• [TASK INSTRUCTIONS] Collect every line that includes the string "Visual".
-- START LISTED RECORDS --
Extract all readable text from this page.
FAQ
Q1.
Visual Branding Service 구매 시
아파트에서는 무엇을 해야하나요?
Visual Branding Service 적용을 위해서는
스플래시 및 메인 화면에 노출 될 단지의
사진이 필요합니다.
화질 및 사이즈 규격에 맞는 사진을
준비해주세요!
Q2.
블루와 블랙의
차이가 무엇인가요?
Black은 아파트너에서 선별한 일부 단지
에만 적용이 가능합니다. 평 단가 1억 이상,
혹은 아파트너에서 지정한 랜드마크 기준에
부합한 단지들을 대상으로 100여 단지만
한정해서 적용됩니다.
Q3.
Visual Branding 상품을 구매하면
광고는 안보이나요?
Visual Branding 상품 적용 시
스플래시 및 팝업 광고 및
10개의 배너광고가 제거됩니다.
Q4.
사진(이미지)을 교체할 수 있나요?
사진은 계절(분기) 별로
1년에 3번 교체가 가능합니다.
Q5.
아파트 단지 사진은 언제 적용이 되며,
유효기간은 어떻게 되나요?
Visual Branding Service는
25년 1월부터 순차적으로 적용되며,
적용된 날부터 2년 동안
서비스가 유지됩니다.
-- END LISTED RECORDS --
• [EXERCISE RESPONSE]
Visual Branding Service 구매 시
Visual Branding Service 적용을 위해서는
Visual Branding 상품을 구매하면
Visual Branding 상품 적용 시
Visual Branding Service는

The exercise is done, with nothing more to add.